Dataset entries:
"""
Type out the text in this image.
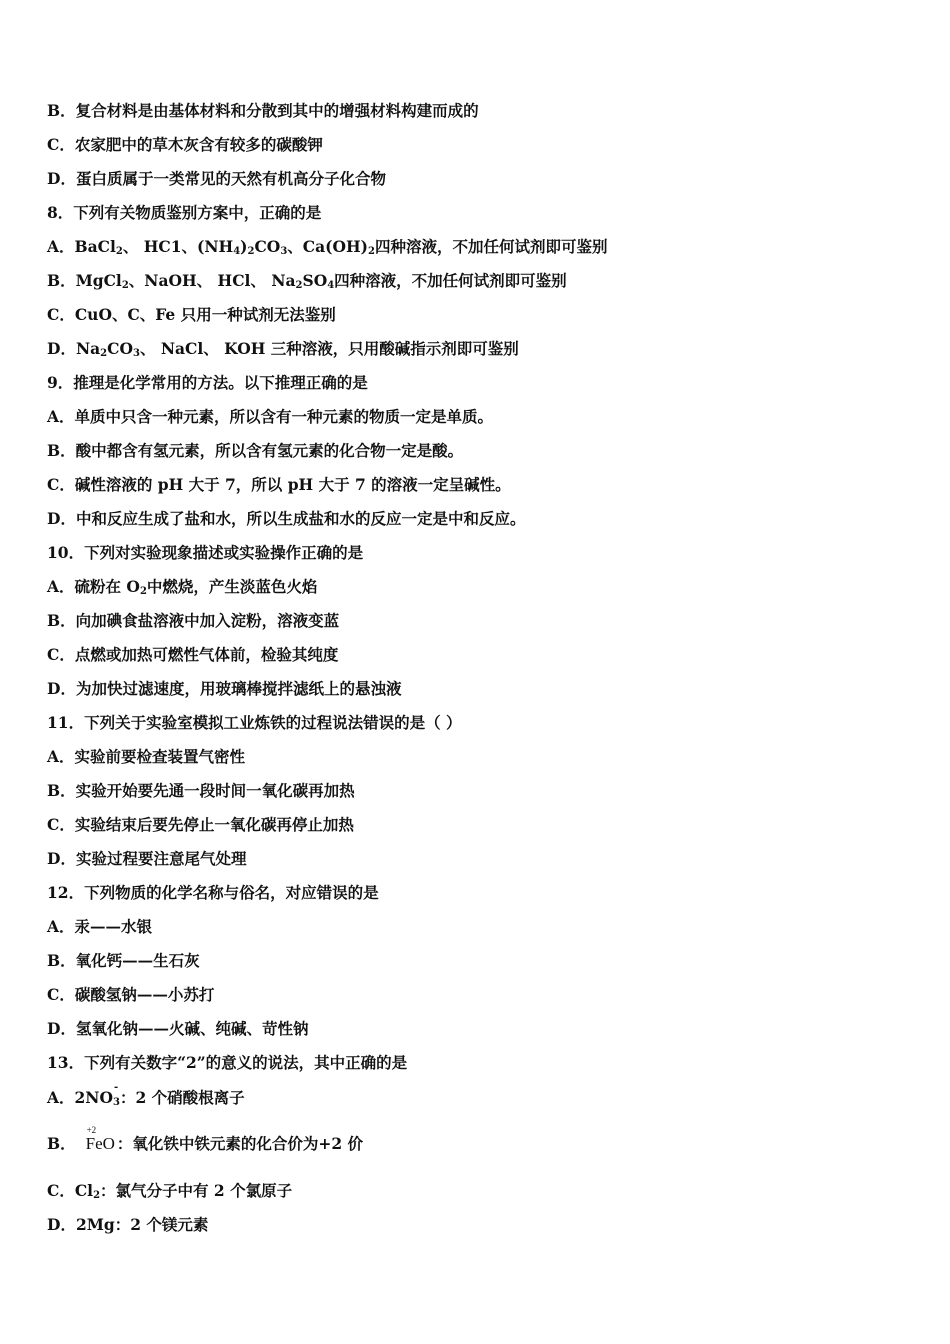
B．复合材料是由基体材料和分散到其中的增强材料构建而成的
C．农家肥中的草木灰含有较多的碳酸钾
D．蛋白质属于一类常见的天然有机高分子化合物
8．下列有关物质鉴别方案中，正确的是
A．BaCl$_2$、 HC1、$(NH_4)_2CO_3$、$Ca(OH)_2$四种溶液，不加任何试剂即可鉴别
B．MgCl$_2$、NaOH、 HCl、 $Na_2SO_4$四种溶液，不加任何试剂即可鉴别
C．CuO、C、Fe 只用一种试剂无法鉴别
D．$Na_2CO_3$、 NaCl、 KOH 三种溶液，只用酸碱指示剂即可鉴别
9．推理是化学常用的方法。以下推理正确的是
A．单质中只含一种元素，所以含有一种元素的物质一定是单质。
B．酸中都含有氢元素，所以含有氢元素的化合物一定是酸。
C．碱性溶液的 pH 大于 7，所以 pH 大于 7 的溶液一定呈碱性。
D．中和反应生成了盐和水，所以生成盐和水的反应一定是中和反应。
10．下列对实验现象描述或实验操作正确的是
A．硫粉在 $O_2$中燃烧，产生淡蓝色火焰
B．向加碘食盐溶液中加入淀粉，溶液变蓝
C．点燃或加热可燃性气体前，检验其纯度
D．为加快过滤速度，用玻璃棒搅拌滤纸上的悬浊液
11．下列关于实验室模拟工业炼铁的过程说法错误的是（ ）
A．实验前要检查装置气密性
B．实验开始要先通一段时间一氧化碳再加热
C．实验结束后要先停止一氧化碳再停止加热
D．实验过程要注意尾气处理
12．下列物质的化学名称与俗名，对应错误的是
A．汞——水银
B．氧化钙——生石灰
C．碳酸氢钠——小苏打
D．氢氧化钠——火碱、纯碱、苛性钠
13．下列有关数字“2”的意义的说法，其中正确的是
A．$2NO_3$
-
：2 个硝酸根离子
B．
+2
FeO ：氧化铁中铁元素的化合价为+2 价
C．$Cl_2$：氯气分子中有 2 个氯原子
D．2Mg：2 个镁元素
"""
Scan the records above for the string "四种溶液", then select every line that holds it.

A．BaCl$_2$、 HC1、$(NH_4)_2CO_3$、$Ca(OH)_2$四种溶液，不加任何试剂即可鉴别
B．MgCl$_2$、NaOH、 HCl、 $Na_2SO_4$四种溶液，不加任何试剂即可鉴别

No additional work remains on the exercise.